WHAT THE TASK REQUIRES:
Carry on the biography of skateboarder Jim Thiebaud, starting after its last sentence.

··· READING TEXT

= Jim Thiebaud =

American skateboarder

Jim Thiebaud is an American skateboarder.

==Biography==
Thiebaud grew up in the San Francisco Bay Area and during the 1980s was part of the San Francisco skate scene. Thiebaud not only participated in skateboarding during the early 1980s, but he also led, mentored, and encouraged a group of younger skateboarders including Rick Patterson, Mark Warren and Ben Fuller at Albany High School during 1982–1983 while attending high school, teaching and demonstrating tricks such as wallrides, hippie jumps over chairs, ollies down stairsets, and boardslides down handrails in the Albany High courtyard. Groups would gather around to learn from Thiebaud and watch him demonstrate his growing craft.

······
··· SUPPLIED ENTRIES

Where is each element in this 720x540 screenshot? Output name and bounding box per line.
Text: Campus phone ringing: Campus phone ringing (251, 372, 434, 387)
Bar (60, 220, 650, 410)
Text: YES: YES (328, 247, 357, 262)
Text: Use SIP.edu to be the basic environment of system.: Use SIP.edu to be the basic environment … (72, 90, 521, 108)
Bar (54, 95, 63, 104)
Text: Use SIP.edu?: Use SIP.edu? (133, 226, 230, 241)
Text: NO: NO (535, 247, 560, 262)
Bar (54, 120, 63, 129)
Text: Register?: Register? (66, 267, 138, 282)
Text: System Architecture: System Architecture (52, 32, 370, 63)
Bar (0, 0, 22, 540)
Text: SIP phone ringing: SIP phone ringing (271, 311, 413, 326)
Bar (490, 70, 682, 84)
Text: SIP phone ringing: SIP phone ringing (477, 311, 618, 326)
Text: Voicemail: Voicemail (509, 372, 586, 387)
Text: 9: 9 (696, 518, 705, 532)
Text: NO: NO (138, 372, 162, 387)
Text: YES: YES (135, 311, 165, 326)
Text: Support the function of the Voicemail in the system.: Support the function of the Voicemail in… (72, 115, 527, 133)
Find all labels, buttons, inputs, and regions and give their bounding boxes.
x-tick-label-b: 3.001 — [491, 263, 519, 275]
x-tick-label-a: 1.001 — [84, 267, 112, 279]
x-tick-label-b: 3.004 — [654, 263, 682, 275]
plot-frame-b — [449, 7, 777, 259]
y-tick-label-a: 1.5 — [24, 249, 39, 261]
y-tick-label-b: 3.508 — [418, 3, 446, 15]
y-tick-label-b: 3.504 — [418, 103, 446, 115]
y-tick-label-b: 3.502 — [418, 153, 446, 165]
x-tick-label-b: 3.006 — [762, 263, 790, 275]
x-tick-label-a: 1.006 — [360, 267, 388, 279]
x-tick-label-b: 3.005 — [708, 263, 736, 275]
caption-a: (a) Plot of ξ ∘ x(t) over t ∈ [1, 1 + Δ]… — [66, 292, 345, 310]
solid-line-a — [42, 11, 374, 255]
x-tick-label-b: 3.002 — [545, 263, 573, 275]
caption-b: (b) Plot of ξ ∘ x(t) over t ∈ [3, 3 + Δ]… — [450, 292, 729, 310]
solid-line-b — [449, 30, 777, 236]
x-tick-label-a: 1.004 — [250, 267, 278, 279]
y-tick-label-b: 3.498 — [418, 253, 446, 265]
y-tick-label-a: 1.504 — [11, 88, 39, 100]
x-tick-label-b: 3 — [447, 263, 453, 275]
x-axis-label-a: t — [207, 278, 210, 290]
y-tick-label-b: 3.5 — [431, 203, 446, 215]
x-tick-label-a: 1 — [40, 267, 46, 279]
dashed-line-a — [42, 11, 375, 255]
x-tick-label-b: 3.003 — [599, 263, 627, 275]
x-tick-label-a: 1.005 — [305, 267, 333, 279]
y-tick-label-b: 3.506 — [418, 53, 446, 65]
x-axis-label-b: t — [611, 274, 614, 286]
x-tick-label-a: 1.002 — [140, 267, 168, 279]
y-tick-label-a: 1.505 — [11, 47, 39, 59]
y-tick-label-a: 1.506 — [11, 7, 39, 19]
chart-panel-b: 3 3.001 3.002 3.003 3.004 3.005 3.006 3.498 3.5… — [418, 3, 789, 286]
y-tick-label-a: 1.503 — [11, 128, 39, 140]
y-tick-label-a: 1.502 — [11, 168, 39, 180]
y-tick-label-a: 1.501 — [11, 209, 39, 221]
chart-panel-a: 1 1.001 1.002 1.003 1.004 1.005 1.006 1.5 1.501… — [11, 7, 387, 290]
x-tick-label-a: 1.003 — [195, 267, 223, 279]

······

ANSWER TO THE TASK:
Jim rode as an amateur for Powell-Peralta, then turned pro for Santa Monica Airlines before he and former Powell-Peralta teammate Tommy Guerrero co-founded Real Skateboards in 1991. He also later founded Adeline Records in the late 1990s.

Thiebaud is the Vice President at Deluxe Distribution, Thiebaud was inspirational in the late 2000s movement of the skateboarding industry to look for and create worthwhile charities and causes within skateboarding that give back, support those in need, and perpetuate the idea of skateboarders taking care of their own.

Thiebaud authored the books Do The Distance and Loose Change.

Thiebaud currently lives in the San Francisco Bay Area.

==Video appearances==
- 1987: The Search For Animal Chin (Powell-Peralta)
- 1988: Public Domain (Powell-Peralta)
- 1989: Speed Freaks (Santa Cruz Speed Wheels)
- 1990: A Reason For Living (Santa Cruz Skateboards)
- 1993: The Real Video (Real Skateboards)
- 1996: Non-Fiction (Real Skateboards)
- 1999: Kicked Out Of Everywhere (Real Skateboards)

== Filmography ==
- 1988 976-EVIL as "Rags"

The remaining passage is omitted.